Saved data entries
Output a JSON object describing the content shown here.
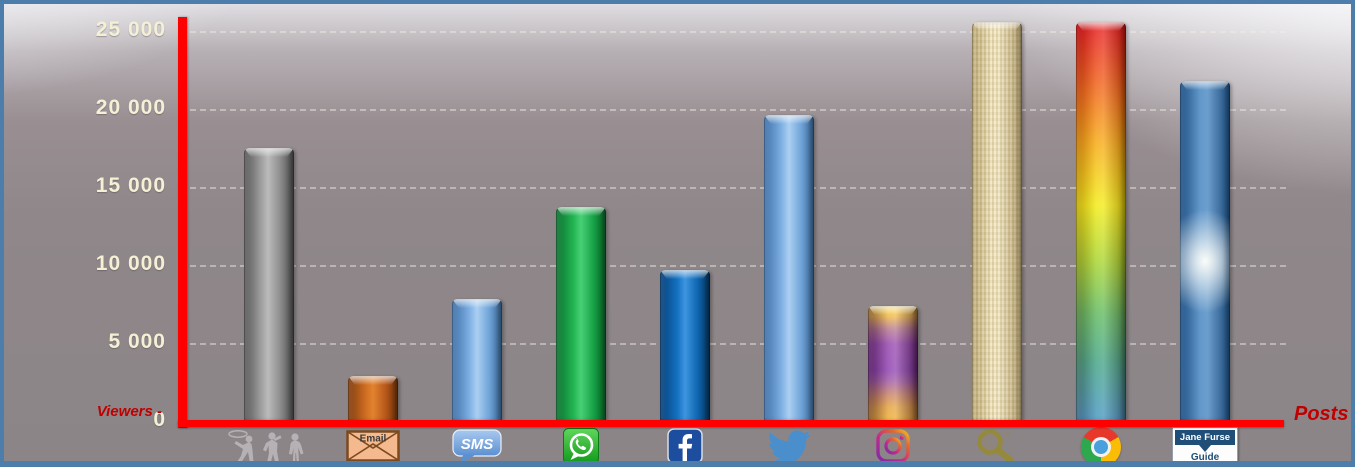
{
  "axes": {
    "y_axis_label": "Viewers -",
    "x_axis_label": "Posts",
    "axis_color": "#fe0000",
    "axis_label_color": "#c00000",
    "tick_label_color": "#f4f0d6"
  },
  "frame": {
    "border_color": "#4d7dab"
  },
  "icon_labels": {
    "email": "Email",
    "sms": "SMS",
    "jane_furse_line1": "Jane Furse",
    "jane_furse_line2": "Guide"
  },
  "chart_data": {
    "type": "bar",
    "title": "",
    "xlabel": "Posts",
    "ylabel": "Viewers",
    "ylim": [
      0,
      26000
    ],
    "yticks": [
      0,
      5000,
      10000,
      15000,
      20000,
      25000
    ],
    "ytick_labels": [
      "0",
      "5 000",
      "10 000",
      "15 000",
      "20 000",
      "25 000"
    ],
    "grid": "horizontal-dashed",
    "legend": "none",
    "categories": [
      "People (word of mouth)",
      "Email",
      "SMS",
      "WhatsApp",
      "Facebook",
      "Twitter",
      "Instagram",
      "Search (magnifying glass)",
      "Google Chrome",
      "Jane Furse Guide"
    ],
    "icons": [
      "people-icon",
      "email-icon",
      "sms-icon",
      "whatsapp-icon",
      "facebook-icon",
      "twitter-icon",
      "instagram-icon",
      "search-icon",
      "chrome-icon",
      "janefurse-guide-icon"
    ],
    "values": [
      17500,
      2900,
      7800,
      13700,
      9700,
      19600,
      7400,
      25600,
      25600,
      21800
    ],
    "bar_styles": [
      "gray",
      "orange",
      "lightblue",
      "green",
      "blue",
      "lightblue",
      "instagram",
      "tan",
      "chrome",
      "bluewhite"
    ]
  }
}
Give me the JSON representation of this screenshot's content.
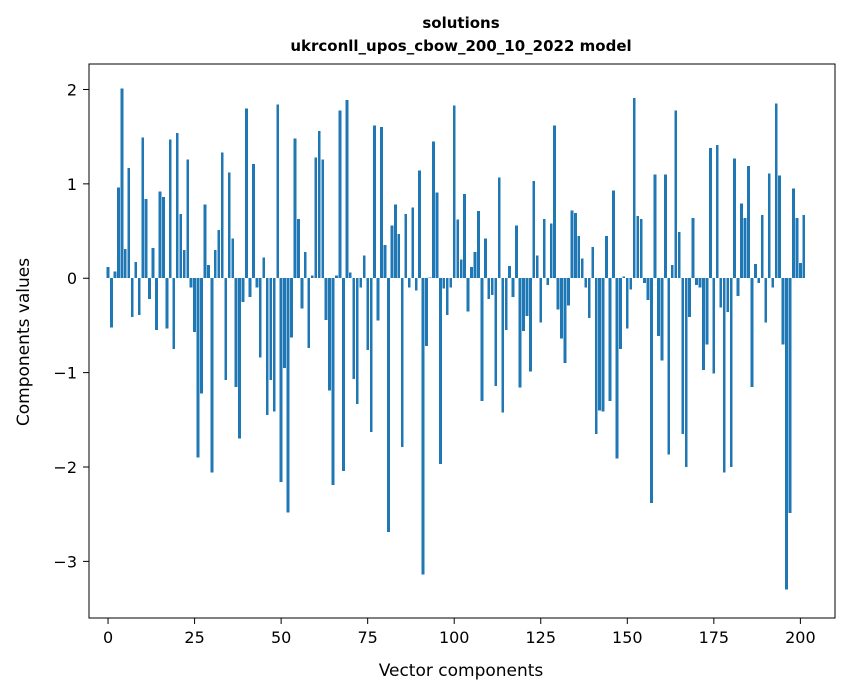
{
  "chart_data": {
    "type": "bar",
    "title": "solutions",
    "subtitle": "ukrconll_upos_cbow_200_10_2022 model",
    "xlabel": "Vector components",
    "ylabel": "Components values",
    "xlim": [
      -5.5,
      210
    ],
    "ylim": [
      -3.6,
      2.27
    ],
    "xticks": [
      0,
      25,
      50,
      75,
      100,
      125,
      150,
      175,
      200
    ],
    "yticks": [
      -3,
      -2,
      -1,
      0,
      1,
      2
    ],
    "bar_color": "#1f77b4",
    "grid": false,
    "values": [
      0.12,
      -0.52,
      0.07,
      0.96,
      2.01,
      0.31,
      1.17,
      -0.41,
      0.17,
      -0.39,
      1.49,
      0.84,
      -0.22,
      0.32,
      -0.55,
      0.92,
      0.86,
      -0.53,
      1.47,
      -0.75,
      1.54,
      0.68,
      0.3,
      1.26,
      -0.1,
      -0.57,
      -1.9,
      -1.22,
      0.78,
      0.14,
      -2.06,
      0.3,
      0.51,
      1.33,
      -1.08,
      1.12,
      0.42,
      -1.15,
      -1.7,
      -0.25,
      1.8,
      -0.2,
      1.21,
      -0.1,
      -0.84,
      0.22,
      -1.45,
      -1.08,
      -1.41,
      1.84,
      -2.16,
      -0.95,
      -2.48,
      -0.63,
      1.48,
      0.63,
      -0.32,
      0.28,
      -0.74,
      0.03,
      1.28,
      1.56,
      1.26,
      -0.44,
      -1.19,
      -2.19,
      0.03,
      1.78,
      -2.04,
      1.89,
      0.06,
      -1.07,
      -1.33,
      -0.1,
      0.24,
      -0.76,
      -1.63,
      1.62,
      -0.45,
      1.6,
      0.35,
      -2.69,
      0.56,
      0.78,
      0.47,
      -1.79,
      0.68,
      -0.1,
      0.75,
      -0.13,
      1.14,
      -3.14,
      -0.72,
      0.01,
      1.45,
      0.91,
      -1.97,
      -0.11,
      -0.39,
      -0.1,
      1.83,
      0.62,
      0.2,
      0.89,
      -0.35,
      0.12,
      0.28,
      0.71,
      -1.3,
      0.42,
      -0.22,
      -0.18,
      -1.14,
      1.07,
      -1.42,
      -0.55,
      0.13,
      -0.2,
      0.56,
      -1.16,
      -0.56,
      -0.4,
      -0.99,
      1.03,
      0.24,
      -0.47,
      0.63,
      -0.07,
      0.58,
      1.62,
      -0.33,
      -0.64,
      -0.9,
      -0.29,
      0.72,
      0.69,
      0.45,
      0.21,
      -0.1,
      -0.42,
      0.33,
      -1.65,
      -1.4,
      -1.41,
      0.45,
      -1.3,
      0.93,
      -1.91,
      -0.75,
      0.02,
      -0.53,
      -0.12,
      1.91,
      0.66,
      0.63,
      -0.05,
      -0.23,
      -2.38,
      1.1,
      -0.61,
      -0.87,
      1.1,
      -1.87,
      0.14,
      1.78,
      0.49,
      -1.65,
      -2.0,
      -0.41,
      0.64,
      -0.07,
      -0.1,
      -0.97,
      -0.7,
      1.38,
      -1.01,
      1.41,
      -0.31,
      -2.06,
      -0.36,
      -2.0,
      1.27,
      -0.19,
      0.79,
      0.64,
      1.19,
      -1.15,
      0.15,
      -0.05,
      0.67,
      -0.47,
      1.11,
      -0.1,
      1.85,
      1.09,
      -0.7,
      -3.3,
      -2.49,
      0.95,
      0.64,
      0.16,
      0.67
    ]
  }
}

■ Job
Provide the number of lines in the entries that include "JSON", and no other text.

■ Output below
2